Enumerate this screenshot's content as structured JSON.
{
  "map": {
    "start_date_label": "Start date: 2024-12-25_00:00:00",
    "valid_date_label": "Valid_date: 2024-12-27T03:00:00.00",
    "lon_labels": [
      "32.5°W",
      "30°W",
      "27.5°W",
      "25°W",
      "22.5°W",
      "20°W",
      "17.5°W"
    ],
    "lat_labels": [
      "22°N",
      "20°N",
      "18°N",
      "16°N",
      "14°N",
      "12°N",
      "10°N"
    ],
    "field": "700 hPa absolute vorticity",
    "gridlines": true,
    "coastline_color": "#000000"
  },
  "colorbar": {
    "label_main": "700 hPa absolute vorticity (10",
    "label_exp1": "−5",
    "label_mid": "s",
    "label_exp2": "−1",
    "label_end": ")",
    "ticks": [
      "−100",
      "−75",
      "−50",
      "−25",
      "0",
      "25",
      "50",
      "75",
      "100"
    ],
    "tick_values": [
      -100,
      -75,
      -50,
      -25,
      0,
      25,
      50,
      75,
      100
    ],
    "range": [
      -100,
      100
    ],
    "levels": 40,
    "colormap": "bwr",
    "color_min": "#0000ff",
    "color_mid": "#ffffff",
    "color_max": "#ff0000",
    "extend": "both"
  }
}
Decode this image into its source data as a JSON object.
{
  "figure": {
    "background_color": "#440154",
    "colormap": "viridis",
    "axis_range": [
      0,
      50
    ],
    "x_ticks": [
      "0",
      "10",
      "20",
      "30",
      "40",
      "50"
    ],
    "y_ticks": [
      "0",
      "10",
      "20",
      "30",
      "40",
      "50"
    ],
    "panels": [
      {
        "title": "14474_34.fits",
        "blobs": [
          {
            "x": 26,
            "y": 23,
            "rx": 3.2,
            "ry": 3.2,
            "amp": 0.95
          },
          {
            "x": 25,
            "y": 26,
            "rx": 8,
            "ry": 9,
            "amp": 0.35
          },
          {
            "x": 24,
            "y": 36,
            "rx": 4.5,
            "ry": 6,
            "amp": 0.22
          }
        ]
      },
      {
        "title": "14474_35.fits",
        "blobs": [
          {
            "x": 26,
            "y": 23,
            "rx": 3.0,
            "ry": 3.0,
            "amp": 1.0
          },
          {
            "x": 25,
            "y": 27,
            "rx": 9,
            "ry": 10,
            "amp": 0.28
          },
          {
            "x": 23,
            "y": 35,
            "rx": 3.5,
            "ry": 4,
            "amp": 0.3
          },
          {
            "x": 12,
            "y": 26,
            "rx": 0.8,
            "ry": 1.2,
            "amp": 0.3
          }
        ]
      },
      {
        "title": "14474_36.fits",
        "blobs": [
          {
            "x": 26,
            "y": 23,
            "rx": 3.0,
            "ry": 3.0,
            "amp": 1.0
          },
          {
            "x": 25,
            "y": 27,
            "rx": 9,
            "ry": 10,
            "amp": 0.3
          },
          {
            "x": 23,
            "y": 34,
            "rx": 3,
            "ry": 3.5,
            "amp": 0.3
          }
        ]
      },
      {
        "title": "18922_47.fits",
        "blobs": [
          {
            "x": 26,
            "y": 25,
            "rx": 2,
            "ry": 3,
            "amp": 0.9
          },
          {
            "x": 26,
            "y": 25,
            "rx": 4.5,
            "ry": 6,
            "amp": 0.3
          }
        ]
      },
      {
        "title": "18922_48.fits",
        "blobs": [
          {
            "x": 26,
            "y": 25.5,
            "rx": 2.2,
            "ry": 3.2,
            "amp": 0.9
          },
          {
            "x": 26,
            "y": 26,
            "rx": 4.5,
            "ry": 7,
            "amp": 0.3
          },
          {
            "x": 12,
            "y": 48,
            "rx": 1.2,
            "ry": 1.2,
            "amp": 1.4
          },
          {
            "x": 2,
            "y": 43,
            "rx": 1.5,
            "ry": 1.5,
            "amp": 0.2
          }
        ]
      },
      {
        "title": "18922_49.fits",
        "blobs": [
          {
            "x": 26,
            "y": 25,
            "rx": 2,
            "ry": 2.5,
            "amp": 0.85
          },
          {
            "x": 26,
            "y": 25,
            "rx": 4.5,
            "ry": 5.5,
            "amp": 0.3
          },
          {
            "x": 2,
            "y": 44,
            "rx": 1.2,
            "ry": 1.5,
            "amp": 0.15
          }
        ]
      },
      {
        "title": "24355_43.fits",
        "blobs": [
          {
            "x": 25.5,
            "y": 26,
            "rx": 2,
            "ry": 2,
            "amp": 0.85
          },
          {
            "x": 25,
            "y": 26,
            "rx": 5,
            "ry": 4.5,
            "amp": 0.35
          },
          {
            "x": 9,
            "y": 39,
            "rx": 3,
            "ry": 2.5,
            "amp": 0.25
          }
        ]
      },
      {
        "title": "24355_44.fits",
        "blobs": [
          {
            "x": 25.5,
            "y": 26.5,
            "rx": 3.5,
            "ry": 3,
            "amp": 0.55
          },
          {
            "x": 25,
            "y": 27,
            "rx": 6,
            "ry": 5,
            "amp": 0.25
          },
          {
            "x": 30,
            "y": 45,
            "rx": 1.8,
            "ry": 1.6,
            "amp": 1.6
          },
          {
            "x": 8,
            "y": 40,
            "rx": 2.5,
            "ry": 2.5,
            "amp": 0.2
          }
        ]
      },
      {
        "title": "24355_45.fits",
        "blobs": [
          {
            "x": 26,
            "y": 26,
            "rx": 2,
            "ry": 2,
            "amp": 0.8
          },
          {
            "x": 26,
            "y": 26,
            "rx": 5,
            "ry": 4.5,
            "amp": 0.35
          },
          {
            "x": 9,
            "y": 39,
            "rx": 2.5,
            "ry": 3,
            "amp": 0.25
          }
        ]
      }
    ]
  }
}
************
*WORK INSTRUCTIONS*
Select all lines with the word "this" from the entries above.

*ANSWER IN FULL*
Enumerate this screenshot's content as structured JSON.
Decode this image into its source data as a JSON object.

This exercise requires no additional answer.